** Start GIVEN INFORMATION **
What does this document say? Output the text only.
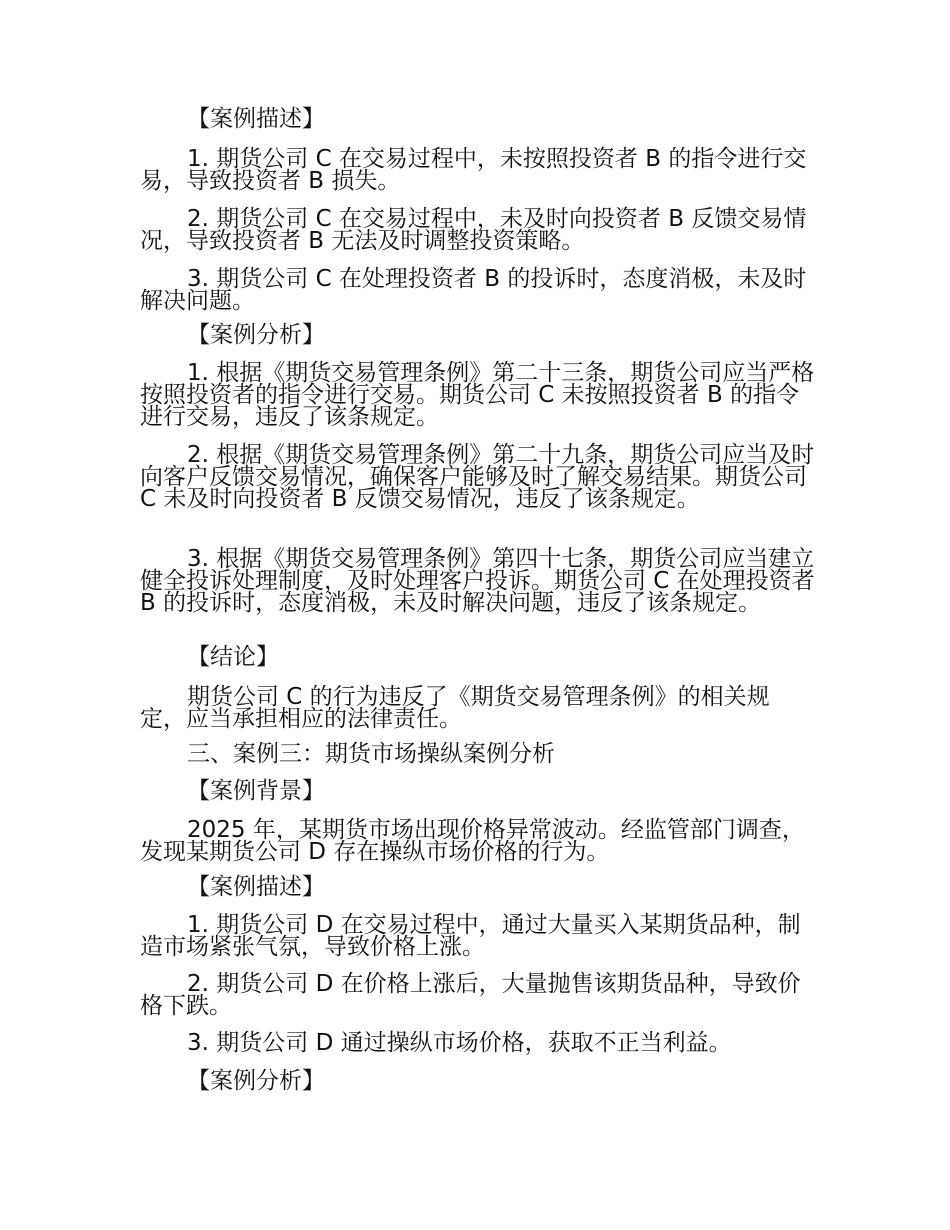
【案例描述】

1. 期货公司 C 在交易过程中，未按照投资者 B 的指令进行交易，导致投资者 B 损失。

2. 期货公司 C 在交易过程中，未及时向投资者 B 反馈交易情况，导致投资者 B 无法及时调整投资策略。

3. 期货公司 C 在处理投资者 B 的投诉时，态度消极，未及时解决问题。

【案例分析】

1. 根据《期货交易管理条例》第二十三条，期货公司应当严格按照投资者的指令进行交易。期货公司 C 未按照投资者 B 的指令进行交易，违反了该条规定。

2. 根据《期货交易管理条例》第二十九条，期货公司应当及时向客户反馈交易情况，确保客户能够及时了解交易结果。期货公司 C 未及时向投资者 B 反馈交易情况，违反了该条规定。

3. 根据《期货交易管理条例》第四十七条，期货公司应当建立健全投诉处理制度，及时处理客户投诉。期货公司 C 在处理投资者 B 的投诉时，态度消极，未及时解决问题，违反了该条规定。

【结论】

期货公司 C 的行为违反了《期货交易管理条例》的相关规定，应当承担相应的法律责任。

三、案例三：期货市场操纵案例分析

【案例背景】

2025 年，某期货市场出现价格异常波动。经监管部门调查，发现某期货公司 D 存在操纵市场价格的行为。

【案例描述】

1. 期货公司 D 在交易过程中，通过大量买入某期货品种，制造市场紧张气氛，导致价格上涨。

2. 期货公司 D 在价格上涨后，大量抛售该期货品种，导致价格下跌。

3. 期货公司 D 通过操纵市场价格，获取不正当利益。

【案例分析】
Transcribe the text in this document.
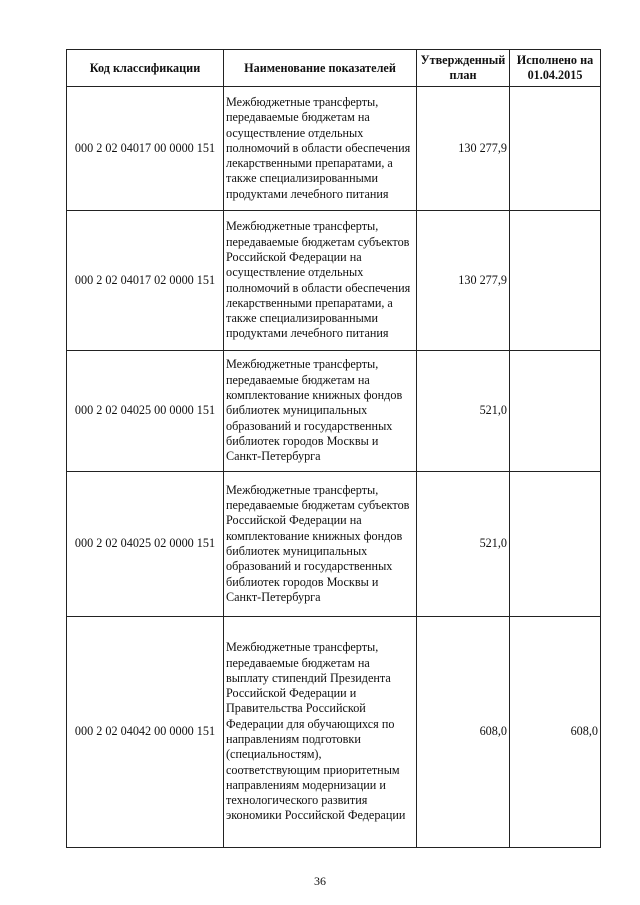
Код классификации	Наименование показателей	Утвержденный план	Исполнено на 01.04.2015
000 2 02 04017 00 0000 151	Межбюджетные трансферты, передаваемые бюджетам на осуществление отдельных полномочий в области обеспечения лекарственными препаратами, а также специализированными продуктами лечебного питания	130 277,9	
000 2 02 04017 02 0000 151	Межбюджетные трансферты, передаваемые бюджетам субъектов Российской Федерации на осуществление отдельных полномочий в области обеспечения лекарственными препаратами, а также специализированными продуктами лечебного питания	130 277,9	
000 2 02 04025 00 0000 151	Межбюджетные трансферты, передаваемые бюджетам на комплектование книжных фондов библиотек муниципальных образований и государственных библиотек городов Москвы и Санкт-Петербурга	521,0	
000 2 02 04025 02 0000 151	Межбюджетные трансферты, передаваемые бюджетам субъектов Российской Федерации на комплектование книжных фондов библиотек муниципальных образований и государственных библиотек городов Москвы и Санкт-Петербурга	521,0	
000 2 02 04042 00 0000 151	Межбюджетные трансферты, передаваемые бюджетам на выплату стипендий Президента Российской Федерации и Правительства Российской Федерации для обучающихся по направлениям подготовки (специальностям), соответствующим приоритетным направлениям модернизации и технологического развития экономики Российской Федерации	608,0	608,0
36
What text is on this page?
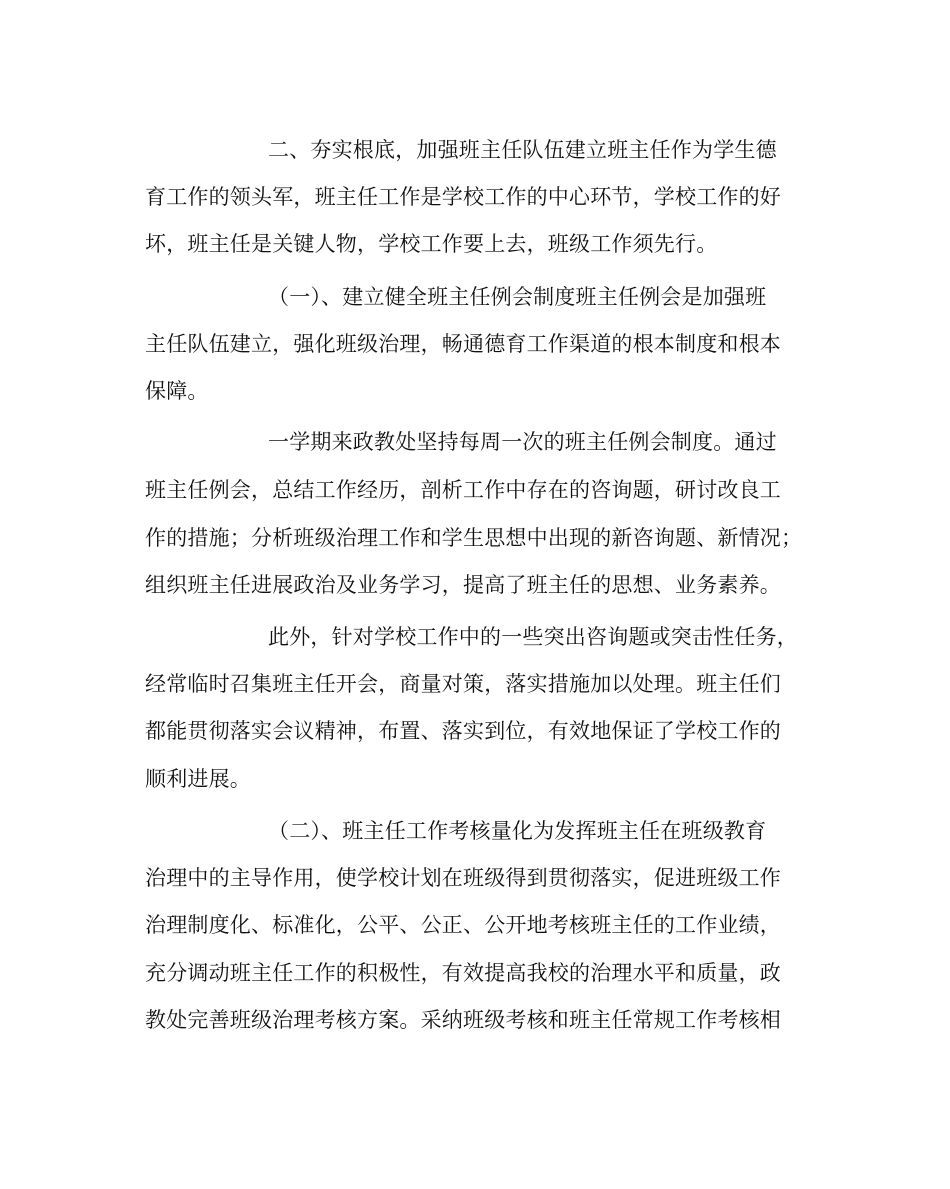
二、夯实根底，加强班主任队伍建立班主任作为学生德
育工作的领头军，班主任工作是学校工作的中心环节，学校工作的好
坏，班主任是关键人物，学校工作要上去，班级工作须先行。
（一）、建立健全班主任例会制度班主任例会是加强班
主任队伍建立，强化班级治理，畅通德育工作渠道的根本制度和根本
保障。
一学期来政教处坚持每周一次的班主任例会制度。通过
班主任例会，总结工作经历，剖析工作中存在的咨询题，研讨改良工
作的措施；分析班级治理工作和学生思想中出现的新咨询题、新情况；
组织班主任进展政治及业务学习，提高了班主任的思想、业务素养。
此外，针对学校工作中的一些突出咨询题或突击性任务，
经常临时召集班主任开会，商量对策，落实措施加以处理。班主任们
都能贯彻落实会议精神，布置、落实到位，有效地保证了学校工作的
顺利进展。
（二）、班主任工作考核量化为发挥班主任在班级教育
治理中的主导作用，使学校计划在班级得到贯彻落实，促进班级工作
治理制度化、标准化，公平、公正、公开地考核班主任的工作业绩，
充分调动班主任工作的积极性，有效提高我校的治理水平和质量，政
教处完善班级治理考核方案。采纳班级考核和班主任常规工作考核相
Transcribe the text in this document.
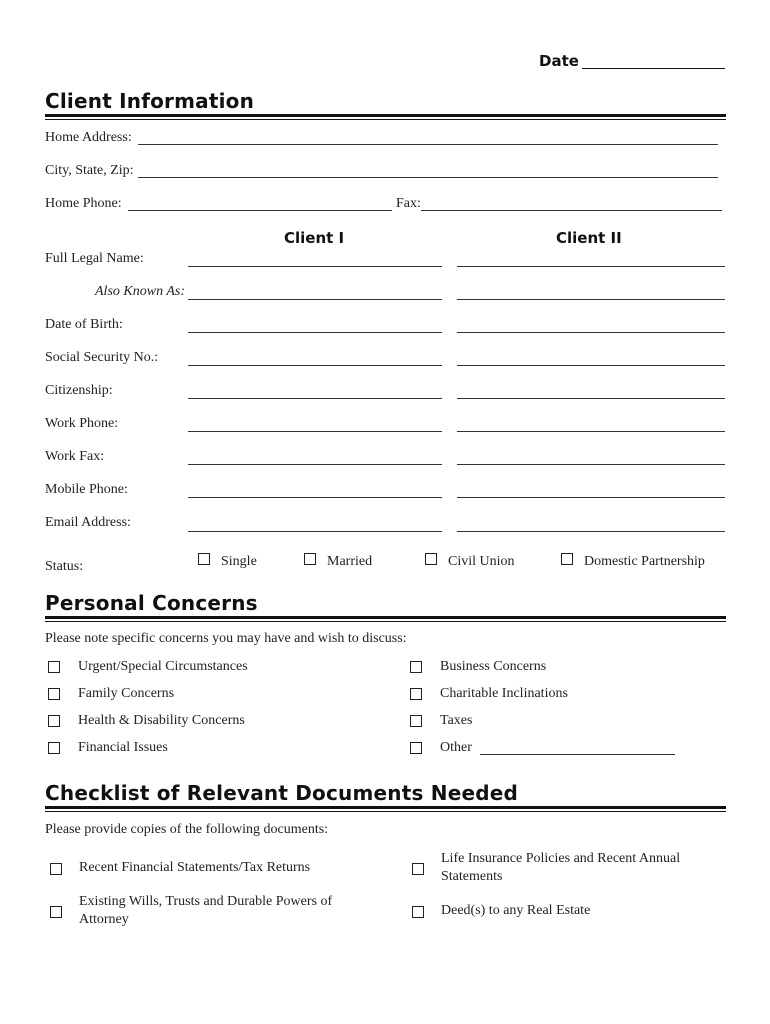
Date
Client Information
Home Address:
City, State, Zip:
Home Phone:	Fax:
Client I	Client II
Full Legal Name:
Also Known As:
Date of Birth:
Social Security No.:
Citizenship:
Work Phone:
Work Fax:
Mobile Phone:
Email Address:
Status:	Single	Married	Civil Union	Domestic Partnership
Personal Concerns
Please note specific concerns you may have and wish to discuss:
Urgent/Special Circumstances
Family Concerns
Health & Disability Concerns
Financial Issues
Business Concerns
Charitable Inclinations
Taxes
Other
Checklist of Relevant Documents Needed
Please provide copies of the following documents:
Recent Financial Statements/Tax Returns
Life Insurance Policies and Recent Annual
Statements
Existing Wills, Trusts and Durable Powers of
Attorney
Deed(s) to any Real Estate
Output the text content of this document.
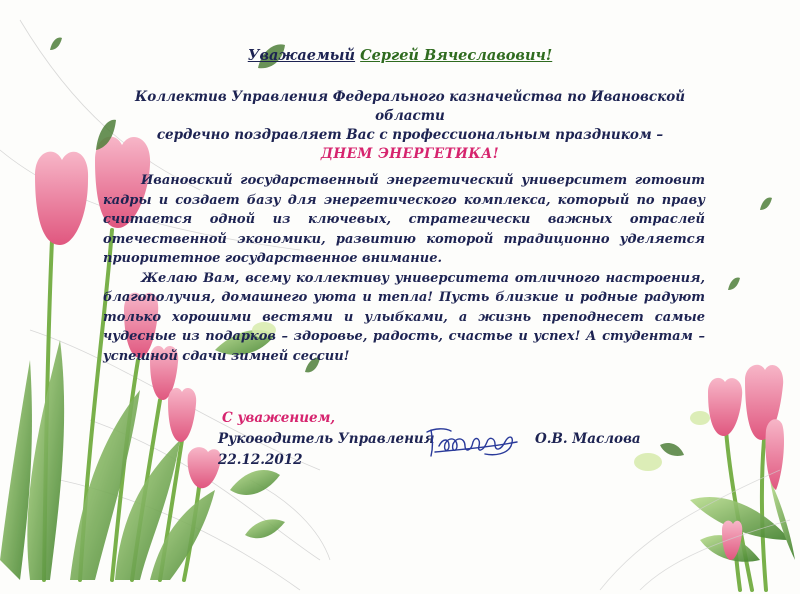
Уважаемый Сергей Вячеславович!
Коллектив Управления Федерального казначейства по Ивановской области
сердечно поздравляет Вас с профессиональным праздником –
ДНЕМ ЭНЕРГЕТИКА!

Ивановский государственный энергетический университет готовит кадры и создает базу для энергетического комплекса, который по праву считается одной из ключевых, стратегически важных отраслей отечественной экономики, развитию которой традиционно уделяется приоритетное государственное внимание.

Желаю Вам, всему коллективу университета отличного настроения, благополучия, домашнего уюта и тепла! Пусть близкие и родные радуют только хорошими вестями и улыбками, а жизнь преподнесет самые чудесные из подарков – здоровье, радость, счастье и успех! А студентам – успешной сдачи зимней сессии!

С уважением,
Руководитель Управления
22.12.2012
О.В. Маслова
** End GIVEN INFORMATION **
__WHAT THIS TASK INVOLVES__
Check the data for the word "期货交易管理条例" and pull out the lines that have it.

__TASK RESPONSE__
1. 根据《期货交易管理条例》第二十三条，期货公司应当严格按照投资者的指令进行交易。期货公司 C 未按照投资者 B 的指令进行交易，违反了该条规定。
2. 根据《期货交易管理条例》第二十九条，期货公司应当及时向客户反馈交易情况，确保客户能够及时了解交易结果。期货公司 C 未及时向投资者 B 反馈交易情况，违反了该条规定。
3. 根据《期货交易管理条例》第四十七条，期货公司应当建立健全投诉处理制度，及时处理客户投诉。期货公司 C 在处理投资者 B 的投诉时，态度消极，未及时解决问题，违反了该条规定。
期货公司 C 的行为违反了《期货交易管理条例》的相关规定，应当承担相应的法律责任。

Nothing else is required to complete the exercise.